_WORK TO DO_:
Write out all of the entries exactly as given.

▬▬▬▬▬▬▬▬▬▬

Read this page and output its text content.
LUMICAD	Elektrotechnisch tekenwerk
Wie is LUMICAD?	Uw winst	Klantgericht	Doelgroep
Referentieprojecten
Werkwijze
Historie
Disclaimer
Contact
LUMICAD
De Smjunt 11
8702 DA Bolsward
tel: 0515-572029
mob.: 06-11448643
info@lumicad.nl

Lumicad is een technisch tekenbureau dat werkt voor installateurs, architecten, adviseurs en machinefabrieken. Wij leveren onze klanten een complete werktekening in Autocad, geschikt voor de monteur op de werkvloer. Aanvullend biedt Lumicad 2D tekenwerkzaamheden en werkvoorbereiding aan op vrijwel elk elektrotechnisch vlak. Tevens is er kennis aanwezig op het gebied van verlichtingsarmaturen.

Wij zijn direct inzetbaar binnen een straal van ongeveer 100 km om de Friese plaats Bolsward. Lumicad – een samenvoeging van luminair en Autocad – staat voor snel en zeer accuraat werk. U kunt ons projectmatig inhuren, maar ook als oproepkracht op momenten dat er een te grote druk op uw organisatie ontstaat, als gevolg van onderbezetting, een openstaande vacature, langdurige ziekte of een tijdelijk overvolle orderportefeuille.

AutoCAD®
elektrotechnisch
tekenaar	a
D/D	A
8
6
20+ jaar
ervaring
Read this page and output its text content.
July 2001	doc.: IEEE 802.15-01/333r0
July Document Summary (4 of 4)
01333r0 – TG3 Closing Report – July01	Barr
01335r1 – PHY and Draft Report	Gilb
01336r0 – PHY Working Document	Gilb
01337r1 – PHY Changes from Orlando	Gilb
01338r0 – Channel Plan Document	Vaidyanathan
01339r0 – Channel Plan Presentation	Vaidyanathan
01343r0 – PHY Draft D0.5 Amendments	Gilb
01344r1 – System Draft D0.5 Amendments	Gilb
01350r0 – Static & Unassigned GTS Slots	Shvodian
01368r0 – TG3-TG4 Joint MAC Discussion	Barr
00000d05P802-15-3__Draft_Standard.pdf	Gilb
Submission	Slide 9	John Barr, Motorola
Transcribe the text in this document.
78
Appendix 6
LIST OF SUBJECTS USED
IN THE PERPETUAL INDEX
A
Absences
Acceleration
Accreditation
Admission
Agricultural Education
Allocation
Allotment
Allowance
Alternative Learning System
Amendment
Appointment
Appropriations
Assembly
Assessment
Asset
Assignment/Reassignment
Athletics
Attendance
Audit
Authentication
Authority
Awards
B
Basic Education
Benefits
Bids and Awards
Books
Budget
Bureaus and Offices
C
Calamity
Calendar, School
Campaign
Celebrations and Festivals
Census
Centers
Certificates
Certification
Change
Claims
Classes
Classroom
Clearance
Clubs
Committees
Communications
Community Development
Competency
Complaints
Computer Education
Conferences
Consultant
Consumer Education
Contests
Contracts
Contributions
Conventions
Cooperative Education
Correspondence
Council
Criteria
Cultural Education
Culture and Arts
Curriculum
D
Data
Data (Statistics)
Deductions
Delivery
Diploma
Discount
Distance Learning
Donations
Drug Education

▬▬▬▬▬▬▬▬▬▬

_ANSWER IN FULL_:
Read this page and output its text content.
LUMICAD	Elektrotechnisch tekenwerk
Wie is LUMICAD?	Uw winst	Klantgericht	Doelgroep
Referentieprojecten
Werkwijze
Historie
Disclaimer
Contact
LUMICAD
De Smjunt 11
8702 DA Bolsward
tel: 0515-572029
mob.: 06-11448643
info@lumicad.nl

Lumicad is een technisch tekenbureau dat werkt voor installateurs, architecten, adviseurs en machinefabrieken. Wij leveren onze klanten een complete werktekening in Autocad, geschikt voor de monteur op de werkvloer. Aanvullend biedt Lumicad 2D tekenwerkzaamheden en werkvoorbereiding aan op vrijwel elk elektrotechnisch vlak. Tevens is er kennis aanwezig op het gebied van verlichtingsarmaturen.

Wij zijn direct inzetbaar binnen een straal van ongeveer 100 km om de Friese plaats Bolsward. Lumicad – een samenvoeging van luminair en Autocad – staat voor snel en zeer accuraat werk. U kunt ons projectmatig inhuren, maar ook als oproepkracht op momenten dat er een te grote druk op uw organisatie ontstaat, als gevolg van onderbezetting, een openstaande vacature, langdurige ziekte of een tijdelijk overvolle orderportefeuille.

AutoCAD®
elektrotechnisch
tekenaar	a
D/D	A
8
6
20+ jaar
ervaring
Read this page and output its text content.
July 2001	doc.: IEEE 802.15-01/333r0
July Document Summary (4 of 4)
01333r0 – TG3 Closing Report – July01	Barr
01335r1 – PHY and Draft Report	Gilb
01336r0 – PHY Working Document	Gilb
01337r1 – PHY Changes from Orlando	Gilb
01338r0 – Channel Plan Document	Vaidyanathan
01339r0 – Channel Plan Presentation	Vaidyanathan
01343r0 – PHY Draft D0.5 Amendments	Gilb
01344r1 – System Draft D0.5 Amendments	Gilb
01350r0 – Static & Unassigned GTS Slots	Shvodian
01368r0 – TG3-TG4 Joint MAC Discussion	Barr
00000d05P802-15-3__Draft_Standard.pdf	Gilb
Submission	Slide 9	John Barr, Motorola
Transcribe the text in this document.
78
Appendix 6
LIST OF SUBJECTS USED
IN THE PERPETUAL INDEX
A
Absences
Acceleration
Accreditation
Admission
Agricultural Education
Allocation
Allotment
Allowance
Alternative Learning System
Amendment
Appointment
Appropriations
Assembly
Assessment
Asset
Assignment/Reassignment
Athletics
Attendance
Audit
Authentication
Authority
Awards
B
Basic Education
Benefits
Bids and Awards
Books
Budget
Bureaus and Offices
C
Calamity
Calendar, School
Campaign
Celebrations and Festivals
Census
Centers
Certificates
Certification
Change
Claims
Classes
Classroom
Clearance
Clubs
Committees
Communications
Community Development
Competency
Complaints
Computer Education
Conferences
Consultant
Consumer Education
Contests
Contracts
Contributions
Conventions
Cooperative Education
Correspondence
Council
Criteria
Cultural Education
Culture and Arts
Curriculum
D
Data
Data (Statistics)
Deductions
Delivery
Diploma
Discount
Distance Learning
Donations
Drug Education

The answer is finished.